§ **INSTRUÇÃO 1**
Que linhas dos registos contêm a palavra "List"? Localize-as e copie cada uma por inteiro, respeitando maiúsculas e minúsculas.
....
Quero ignorado,
e calmo
Por ignorado, e
próprio
Por calmo,
encher meus dias
De não querer
mais deles.
Aos que a
riqueza toca
O ouro irrita a
pele.
Aos que a fama
bafeja
Embacia-se a
vida.
Aos que a
felicidade
É sol, virá a
noite.
Mas ao que nada espera
Tudo que vem é
grato.
Pessoa
sempre me fascinou. Não por ser um génio no que toca à métrica dos poemas, mas
pela sonoridade que a sua poesia provoca em quem lê. Para o texto de hoje,
escolhi o que costumo chamar ‘o poema dos contrários’.
É
raro, muito raro, interpretar poesia por escrito. Creio que esse trabalho deve
estar reservado para os eruditos e grandes estudiosos. A interpretação é
essencialmente sentida e os sentimentos, embora se possam descrever, nunca
podem ser sentidos por aqueles que não os sentiram em primeiro lugar. Se eu
interpreto, no meu íntimo, um poema como belo, então o leitor destas palavras
está a interpretar a minha interpretação que diz que é bela. E, das duas, uma:
ou ele desenvolverá um sentimento equiparável ao que eu expressei, ou não. Mas
nunca desenvolverá o mesmo sentimento, mesmo que a única forma de expressar o
que sente seja utilizar a mesma palavra que eu utilizei – porque, à partida, o
sentimento seria o mesmo. É este ‘não ter a certeza do outro’, este ‘ser quase
o outro, mas nunca ser’ que nos torna indivíduos. É a capacidade que temos de
nos identificar com o outro sem ter a certeza se essa identificação é real ou
não, que traça uma barreira entre mim e o leitor. Neste preciso momento, está a
ler o que eu escrevi há umas horas atrás e a sentir alguma coisa. Mas por mais
que tente sentir o que eu sinto ao escrever, por mais que tente ‘pôr-se no meu
lugar’, nunca o conseguirá, porque nunca deixará de ser o leitor que lê o que
eu escrevo, com uma discrepância de tempo e espaço consideráveis o suficiente
para não sermos a mesma pessoa.
....
§ **INSTRUÇÃO 2**
Resuma o texto extraído em duas frases.
....
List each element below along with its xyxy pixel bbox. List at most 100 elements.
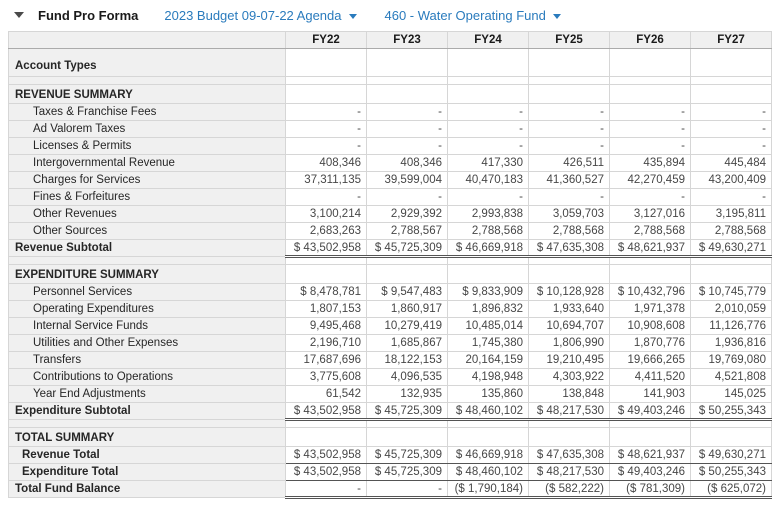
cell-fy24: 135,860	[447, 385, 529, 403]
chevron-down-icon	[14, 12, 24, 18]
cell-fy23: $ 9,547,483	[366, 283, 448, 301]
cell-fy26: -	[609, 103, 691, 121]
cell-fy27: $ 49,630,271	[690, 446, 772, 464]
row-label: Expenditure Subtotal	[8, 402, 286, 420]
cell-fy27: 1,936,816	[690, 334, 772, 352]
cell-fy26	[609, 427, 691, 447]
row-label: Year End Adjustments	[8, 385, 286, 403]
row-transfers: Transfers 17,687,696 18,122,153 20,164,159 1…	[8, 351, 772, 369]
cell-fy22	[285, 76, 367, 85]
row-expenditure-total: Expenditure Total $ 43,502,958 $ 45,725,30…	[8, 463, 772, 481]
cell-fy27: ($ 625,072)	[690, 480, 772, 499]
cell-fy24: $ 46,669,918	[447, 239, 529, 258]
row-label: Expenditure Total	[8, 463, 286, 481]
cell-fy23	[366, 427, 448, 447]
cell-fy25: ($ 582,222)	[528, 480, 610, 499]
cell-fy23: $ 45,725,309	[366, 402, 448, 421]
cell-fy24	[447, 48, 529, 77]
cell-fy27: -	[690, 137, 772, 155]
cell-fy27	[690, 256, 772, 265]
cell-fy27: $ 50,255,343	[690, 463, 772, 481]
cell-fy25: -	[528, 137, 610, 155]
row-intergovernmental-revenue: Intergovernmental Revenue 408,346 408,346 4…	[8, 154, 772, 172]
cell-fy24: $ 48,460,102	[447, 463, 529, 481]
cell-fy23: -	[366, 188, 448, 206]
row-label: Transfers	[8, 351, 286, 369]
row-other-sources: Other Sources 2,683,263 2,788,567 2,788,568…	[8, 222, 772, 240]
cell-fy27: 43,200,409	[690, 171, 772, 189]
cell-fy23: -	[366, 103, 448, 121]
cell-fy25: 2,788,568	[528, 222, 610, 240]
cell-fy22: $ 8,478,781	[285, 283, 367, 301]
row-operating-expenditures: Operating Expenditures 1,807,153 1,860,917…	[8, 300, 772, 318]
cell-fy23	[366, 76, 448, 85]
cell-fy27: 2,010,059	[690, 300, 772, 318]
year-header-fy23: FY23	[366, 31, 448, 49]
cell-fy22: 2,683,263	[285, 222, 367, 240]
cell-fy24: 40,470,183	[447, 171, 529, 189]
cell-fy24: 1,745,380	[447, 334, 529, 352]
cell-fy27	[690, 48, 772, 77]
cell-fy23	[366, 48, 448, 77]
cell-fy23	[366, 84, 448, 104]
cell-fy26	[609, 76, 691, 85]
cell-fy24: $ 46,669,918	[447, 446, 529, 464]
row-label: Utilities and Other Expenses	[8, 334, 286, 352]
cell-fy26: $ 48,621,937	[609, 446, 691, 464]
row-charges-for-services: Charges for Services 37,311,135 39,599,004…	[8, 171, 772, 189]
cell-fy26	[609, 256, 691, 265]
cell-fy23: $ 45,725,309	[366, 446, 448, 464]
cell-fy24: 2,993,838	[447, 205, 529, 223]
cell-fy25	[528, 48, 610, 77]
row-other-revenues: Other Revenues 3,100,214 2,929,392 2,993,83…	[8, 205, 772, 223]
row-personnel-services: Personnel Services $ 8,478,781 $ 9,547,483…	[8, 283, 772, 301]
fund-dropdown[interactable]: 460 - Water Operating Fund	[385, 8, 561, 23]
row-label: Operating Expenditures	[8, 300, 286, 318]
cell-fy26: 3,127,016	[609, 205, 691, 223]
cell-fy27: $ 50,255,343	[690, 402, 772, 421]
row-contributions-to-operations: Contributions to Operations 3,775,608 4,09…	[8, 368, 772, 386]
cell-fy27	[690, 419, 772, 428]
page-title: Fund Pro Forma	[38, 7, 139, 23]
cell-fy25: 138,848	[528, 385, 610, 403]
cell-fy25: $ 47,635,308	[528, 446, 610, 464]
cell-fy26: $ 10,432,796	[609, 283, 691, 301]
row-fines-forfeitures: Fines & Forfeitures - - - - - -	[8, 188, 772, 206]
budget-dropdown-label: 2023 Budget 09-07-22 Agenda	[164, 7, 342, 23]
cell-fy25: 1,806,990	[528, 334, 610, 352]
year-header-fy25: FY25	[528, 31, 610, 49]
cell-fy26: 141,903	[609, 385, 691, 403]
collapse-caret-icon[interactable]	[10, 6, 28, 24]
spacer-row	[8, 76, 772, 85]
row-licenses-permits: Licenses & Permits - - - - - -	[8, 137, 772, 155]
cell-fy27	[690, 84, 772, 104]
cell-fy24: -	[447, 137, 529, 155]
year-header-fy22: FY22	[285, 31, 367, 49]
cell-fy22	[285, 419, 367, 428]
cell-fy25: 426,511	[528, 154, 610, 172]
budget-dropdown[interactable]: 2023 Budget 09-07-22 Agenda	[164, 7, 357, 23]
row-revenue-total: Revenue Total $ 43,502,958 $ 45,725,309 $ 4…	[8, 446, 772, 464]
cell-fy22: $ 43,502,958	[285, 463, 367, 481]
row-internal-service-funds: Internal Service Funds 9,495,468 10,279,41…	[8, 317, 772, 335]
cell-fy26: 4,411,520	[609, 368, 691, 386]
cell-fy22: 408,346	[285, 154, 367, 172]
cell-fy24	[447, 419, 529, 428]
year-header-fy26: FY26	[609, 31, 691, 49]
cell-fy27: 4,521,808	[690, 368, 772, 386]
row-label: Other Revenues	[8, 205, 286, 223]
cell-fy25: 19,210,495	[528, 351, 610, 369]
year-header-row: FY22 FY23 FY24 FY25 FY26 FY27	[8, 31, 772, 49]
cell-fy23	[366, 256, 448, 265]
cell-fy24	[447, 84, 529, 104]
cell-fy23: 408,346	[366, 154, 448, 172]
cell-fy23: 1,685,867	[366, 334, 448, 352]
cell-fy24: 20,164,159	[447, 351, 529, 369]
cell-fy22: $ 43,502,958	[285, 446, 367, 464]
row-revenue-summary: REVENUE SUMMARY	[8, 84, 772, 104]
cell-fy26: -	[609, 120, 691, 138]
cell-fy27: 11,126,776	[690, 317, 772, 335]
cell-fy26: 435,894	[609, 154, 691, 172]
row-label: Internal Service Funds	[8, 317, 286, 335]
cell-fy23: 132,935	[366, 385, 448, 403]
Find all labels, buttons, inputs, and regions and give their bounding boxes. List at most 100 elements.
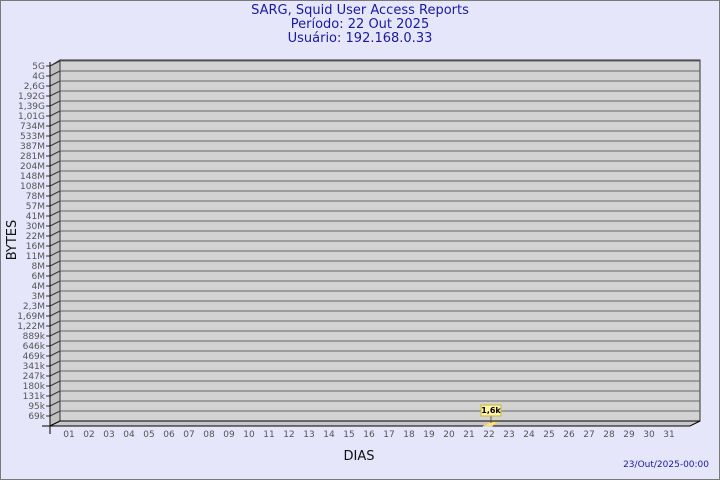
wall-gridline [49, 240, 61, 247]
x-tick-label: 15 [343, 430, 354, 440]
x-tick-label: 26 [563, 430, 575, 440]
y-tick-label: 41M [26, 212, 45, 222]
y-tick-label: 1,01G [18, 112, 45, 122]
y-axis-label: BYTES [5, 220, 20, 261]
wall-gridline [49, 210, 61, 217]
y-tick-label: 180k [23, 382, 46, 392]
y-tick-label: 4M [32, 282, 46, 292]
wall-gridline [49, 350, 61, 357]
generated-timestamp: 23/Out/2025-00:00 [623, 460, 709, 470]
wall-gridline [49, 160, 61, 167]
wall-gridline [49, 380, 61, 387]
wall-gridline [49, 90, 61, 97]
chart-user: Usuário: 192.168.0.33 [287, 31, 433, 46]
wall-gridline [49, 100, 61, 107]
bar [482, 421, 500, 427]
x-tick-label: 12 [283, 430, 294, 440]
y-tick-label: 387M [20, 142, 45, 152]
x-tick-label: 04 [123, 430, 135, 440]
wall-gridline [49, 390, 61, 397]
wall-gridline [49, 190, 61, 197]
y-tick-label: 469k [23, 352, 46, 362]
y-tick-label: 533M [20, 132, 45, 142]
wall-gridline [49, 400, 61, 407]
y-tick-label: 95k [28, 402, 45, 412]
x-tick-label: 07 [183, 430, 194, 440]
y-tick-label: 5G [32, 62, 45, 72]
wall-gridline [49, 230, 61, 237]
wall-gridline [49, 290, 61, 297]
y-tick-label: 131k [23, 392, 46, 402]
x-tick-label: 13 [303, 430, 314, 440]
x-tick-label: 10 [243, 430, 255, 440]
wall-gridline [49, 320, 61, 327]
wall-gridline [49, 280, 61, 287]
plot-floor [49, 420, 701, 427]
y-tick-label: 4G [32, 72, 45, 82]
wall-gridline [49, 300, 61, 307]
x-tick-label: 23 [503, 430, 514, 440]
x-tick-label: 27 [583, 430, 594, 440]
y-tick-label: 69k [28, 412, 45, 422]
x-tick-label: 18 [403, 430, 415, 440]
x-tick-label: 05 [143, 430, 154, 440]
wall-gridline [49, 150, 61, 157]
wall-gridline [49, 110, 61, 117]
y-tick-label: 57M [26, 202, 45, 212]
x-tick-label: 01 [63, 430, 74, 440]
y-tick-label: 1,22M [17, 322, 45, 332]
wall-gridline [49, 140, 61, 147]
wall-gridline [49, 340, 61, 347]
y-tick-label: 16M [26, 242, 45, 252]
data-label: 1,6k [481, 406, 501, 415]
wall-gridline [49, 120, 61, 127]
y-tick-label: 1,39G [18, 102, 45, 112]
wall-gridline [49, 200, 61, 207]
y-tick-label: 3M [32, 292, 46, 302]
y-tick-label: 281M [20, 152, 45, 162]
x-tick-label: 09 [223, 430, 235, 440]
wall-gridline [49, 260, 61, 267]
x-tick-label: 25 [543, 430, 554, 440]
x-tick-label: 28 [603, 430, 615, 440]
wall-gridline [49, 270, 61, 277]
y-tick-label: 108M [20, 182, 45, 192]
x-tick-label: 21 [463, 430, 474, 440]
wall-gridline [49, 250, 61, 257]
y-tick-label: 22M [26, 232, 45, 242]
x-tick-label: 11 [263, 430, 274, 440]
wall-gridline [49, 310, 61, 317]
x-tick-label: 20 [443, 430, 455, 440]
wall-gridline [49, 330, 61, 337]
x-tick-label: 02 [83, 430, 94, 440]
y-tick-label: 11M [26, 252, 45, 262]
....
§ **RESPOSTA COMPLETA 1**
List each element below along with its xyxy pixel bbox. List at most 100 elements.
Find all labels, buttons, inputs, and regions and give their bounding boxes. List at most 100 elements.

§ **RESPOSTA COMPLETA 2**
O texto apresenta um poema que opõe a riqueza, a fama e a felicidade à gratidão de quem nada espera, com o comentário de que a poesia de Pessoa fascina pela sonoridade e de que este é ‘o poema dos contrários’. Defende depois que a interpretação da poesia é essencialmente sentida e que o leitor nunca desenvolverá o mesmo sentimento de quem escreve, sendo esse ‘não ter a certeza do outro’ que nos torna indivíduos.